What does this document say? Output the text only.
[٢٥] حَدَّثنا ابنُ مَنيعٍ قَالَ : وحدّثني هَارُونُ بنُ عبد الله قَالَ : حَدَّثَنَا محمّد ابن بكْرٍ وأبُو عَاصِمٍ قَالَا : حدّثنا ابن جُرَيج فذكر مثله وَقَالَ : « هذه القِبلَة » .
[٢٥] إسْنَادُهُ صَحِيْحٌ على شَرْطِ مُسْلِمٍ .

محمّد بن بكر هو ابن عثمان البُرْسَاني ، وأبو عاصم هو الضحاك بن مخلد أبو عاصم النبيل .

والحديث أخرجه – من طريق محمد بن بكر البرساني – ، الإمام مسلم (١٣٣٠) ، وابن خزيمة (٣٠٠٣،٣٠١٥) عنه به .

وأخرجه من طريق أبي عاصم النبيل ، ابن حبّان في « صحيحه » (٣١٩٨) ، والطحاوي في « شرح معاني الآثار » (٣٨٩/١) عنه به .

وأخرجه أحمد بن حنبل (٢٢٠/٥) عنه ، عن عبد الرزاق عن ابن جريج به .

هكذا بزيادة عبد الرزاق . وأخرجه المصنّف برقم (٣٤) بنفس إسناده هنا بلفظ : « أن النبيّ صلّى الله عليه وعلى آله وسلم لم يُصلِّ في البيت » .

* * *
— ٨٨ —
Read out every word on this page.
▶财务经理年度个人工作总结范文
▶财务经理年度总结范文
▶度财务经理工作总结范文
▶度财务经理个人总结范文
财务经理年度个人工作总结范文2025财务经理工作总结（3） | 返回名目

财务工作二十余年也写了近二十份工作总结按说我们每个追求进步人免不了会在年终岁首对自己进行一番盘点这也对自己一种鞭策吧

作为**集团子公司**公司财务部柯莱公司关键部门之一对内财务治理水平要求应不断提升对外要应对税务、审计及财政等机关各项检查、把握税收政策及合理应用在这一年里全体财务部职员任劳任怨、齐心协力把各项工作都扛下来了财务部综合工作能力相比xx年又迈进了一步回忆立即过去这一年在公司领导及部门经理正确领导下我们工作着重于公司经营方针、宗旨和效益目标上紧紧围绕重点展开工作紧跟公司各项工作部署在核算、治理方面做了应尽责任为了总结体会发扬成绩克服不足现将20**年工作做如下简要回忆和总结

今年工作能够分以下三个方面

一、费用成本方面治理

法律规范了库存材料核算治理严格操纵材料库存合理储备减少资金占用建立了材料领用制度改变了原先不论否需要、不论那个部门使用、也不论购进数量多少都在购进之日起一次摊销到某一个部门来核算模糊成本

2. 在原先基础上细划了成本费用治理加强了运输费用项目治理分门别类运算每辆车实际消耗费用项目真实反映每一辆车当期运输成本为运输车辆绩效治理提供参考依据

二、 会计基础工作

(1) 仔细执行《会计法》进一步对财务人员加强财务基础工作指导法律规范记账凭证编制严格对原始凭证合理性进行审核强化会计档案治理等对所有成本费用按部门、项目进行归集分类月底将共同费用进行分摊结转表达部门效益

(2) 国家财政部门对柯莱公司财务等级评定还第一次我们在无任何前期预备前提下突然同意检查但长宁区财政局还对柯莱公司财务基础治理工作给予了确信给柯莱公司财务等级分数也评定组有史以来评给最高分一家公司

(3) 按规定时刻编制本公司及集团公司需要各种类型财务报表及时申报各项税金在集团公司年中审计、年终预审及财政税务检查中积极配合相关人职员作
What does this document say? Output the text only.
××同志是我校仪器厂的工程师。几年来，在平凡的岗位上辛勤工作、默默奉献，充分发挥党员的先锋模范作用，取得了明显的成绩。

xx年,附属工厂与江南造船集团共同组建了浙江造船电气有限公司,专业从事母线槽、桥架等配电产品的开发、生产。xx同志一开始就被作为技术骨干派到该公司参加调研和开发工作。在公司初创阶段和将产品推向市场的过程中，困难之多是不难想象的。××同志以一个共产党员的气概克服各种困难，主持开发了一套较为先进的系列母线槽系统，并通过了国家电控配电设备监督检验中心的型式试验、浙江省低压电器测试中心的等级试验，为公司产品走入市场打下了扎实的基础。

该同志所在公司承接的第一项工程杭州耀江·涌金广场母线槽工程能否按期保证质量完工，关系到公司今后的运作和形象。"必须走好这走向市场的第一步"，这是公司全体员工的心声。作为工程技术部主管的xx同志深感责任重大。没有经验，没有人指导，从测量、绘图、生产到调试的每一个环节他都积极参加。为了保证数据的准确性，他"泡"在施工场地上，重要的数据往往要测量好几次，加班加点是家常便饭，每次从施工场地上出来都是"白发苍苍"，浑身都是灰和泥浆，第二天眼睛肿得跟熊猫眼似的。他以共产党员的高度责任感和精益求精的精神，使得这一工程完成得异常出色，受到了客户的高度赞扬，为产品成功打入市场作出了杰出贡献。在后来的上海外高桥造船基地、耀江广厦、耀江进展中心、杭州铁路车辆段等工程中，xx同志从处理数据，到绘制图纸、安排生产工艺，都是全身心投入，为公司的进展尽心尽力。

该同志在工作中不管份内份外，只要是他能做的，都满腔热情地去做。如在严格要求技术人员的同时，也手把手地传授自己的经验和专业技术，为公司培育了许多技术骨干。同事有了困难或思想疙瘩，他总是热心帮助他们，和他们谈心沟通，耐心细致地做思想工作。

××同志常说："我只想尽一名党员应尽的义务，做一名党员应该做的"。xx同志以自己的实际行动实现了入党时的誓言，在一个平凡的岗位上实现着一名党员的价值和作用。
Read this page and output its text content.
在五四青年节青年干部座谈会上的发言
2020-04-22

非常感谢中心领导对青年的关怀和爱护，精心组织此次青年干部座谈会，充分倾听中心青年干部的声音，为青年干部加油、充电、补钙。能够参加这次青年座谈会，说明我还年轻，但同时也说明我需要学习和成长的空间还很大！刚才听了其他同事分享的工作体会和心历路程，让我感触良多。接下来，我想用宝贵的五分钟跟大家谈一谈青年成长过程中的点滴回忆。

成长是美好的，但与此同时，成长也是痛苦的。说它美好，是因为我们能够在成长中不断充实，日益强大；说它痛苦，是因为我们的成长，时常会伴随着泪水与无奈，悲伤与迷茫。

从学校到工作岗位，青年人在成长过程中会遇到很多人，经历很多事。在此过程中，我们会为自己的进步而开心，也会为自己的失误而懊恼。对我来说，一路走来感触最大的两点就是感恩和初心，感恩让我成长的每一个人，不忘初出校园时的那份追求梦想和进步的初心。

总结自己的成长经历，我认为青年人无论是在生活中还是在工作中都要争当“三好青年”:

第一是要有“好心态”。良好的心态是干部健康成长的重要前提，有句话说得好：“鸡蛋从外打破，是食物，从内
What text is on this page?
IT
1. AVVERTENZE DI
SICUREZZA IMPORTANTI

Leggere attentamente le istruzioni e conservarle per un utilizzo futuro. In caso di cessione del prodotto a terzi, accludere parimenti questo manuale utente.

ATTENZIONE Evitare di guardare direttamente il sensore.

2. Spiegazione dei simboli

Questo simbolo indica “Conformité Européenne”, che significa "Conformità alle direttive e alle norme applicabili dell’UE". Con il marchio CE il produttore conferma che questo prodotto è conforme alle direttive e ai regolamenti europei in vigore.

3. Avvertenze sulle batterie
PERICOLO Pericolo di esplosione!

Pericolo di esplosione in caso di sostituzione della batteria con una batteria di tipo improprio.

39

☆ ☆ ☆ ☆ ☆

Give the number of lines above that hold the word "questo", and nothing more.

> Reply
2